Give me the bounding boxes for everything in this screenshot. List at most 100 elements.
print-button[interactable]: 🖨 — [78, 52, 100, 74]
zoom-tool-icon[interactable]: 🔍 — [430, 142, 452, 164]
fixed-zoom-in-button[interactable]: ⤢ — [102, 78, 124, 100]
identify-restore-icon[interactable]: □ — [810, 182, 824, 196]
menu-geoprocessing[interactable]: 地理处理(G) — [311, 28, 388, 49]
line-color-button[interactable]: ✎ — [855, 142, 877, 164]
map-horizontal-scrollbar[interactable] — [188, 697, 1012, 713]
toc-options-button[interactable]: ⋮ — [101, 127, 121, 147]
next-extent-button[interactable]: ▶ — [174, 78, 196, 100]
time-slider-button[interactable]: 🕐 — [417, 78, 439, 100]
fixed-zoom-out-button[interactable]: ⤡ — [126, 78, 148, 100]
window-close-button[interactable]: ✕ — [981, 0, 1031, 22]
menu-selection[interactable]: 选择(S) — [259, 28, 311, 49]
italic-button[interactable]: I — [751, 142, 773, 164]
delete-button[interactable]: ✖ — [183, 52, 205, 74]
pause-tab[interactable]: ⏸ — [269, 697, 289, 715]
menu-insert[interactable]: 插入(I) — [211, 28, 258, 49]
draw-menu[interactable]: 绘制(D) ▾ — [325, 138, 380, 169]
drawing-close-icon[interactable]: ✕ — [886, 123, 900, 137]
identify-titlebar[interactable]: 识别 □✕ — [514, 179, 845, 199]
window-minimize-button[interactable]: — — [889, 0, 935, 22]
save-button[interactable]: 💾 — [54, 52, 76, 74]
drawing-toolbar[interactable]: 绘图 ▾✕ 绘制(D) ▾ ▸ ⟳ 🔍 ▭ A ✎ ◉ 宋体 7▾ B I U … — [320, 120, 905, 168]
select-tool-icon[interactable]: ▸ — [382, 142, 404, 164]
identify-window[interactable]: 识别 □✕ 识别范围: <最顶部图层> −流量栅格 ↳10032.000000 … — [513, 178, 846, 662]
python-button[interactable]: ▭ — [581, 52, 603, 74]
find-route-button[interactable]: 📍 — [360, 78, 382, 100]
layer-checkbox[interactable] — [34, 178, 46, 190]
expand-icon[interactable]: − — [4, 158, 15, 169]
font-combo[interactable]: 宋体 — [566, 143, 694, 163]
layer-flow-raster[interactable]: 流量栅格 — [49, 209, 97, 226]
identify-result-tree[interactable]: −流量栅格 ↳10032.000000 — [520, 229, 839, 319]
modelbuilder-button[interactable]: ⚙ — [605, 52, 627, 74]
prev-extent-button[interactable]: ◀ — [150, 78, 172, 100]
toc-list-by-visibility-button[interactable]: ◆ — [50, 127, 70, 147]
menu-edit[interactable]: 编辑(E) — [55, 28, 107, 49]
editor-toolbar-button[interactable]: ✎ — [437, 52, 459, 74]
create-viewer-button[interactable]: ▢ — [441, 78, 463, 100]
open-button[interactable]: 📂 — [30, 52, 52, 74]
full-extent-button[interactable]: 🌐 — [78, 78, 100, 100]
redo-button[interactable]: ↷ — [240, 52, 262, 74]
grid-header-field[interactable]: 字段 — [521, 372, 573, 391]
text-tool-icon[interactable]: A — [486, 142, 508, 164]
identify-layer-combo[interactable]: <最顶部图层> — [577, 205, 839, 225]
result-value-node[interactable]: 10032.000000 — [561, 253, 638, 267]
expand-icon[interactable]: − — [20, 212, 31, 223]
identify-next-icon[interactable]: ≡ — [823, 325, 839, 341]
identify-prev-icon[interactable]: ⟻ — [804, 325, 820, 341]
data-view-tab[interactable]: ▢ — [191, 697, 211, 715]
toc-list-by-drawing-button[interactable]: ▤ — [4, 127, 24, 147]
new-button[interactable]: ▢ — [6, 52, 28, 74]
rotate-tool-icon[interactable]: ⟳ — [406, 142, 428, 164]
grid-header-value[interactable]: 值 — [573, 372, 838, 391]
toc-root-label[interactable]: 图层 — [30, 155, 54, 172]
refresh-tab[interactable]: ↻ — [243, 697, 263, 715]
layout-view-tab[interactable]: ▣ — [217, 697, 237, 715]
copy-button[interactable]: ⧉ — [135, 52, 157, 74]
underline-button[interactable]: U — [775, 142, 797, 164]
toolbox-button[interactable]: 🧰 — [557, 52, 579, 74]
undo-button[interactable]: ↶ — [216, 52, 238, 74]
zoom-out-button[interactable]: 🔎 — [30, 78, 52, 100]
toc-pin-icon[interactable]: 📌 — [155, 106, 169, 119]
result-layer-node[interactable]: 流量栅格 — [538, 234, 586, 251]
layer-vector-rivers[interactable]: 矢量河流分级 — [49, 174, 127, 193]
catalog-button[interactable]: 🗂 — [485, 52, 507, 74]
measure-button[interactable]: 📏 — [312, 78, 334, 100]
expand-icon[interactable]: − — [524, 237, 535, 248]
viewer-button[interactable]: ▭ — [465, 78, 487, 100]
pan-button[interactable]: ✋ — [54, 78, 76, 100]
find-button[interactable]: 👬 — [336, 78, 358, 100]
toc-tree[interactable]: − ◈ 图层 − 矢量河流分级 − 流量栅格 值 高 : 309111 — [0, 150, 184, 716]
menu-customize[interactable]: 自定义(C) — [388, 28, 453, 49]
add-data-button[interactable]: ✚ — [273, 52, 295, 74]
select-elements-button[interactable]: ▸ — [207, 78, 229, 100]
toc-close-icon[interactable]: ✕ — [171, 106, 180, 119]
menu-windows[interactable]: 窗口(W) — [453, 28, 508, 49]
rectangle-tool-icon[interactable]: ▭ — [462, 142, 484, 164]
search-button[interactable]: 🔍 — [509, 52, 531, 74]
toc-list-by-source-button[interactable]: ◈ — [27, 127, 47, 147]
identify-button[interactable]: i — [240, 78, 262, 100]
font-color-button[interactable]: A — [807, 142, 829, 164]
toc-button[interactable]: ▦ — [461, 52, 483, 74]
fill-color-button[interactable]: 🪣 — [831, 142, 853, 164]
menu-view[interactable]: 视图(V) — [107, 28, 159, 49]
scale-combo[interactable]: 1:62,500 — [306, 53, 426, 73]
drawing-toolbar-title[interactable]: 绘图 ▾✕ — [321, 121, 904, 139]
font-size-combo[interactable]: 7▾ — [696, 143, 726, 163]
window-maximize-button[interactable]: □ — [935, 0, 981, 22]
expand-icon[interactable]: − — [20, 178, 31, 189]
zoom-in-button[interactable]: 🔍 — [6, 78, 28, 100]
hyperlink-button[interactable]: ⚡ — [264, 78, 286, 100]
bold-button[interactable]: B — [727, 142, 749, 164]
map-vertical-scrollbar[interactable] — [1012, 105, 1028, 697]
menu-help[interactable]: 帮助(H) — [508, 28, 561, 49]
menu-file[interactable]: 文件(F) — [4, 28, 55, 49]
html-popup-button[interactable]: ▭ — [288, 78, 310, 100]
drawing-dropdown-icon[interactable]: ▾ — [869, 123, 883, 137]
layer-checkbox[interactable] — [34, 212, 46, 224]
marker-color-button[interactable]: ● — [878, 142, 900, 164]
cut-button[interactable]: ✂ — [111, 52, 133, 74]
^^^^
## Stated goal
Convert everything from the start of the data down to the line containing "fixed-zoom-in-button[interactable]: ⤢ —" into a Markdown table with the columns Row and Line, one numbered row per line and blank lines omitted.

## Answer to the exercise
| Row | Line |
|---|---|
| 1 | Give me the bounding boxes for everything in this screenshot. List at most 100 elements. |
| 2 | print-button[interactable]: 🖨 — [78, 52, 100, 74] |
| 3 | zoom-tool-icon[interactable]: 🔍 — [430, 142, 452, 164] |
| 4 | fixed-zoom-in-button[interactable]: ⤢ — [102, 78, 124, 100] |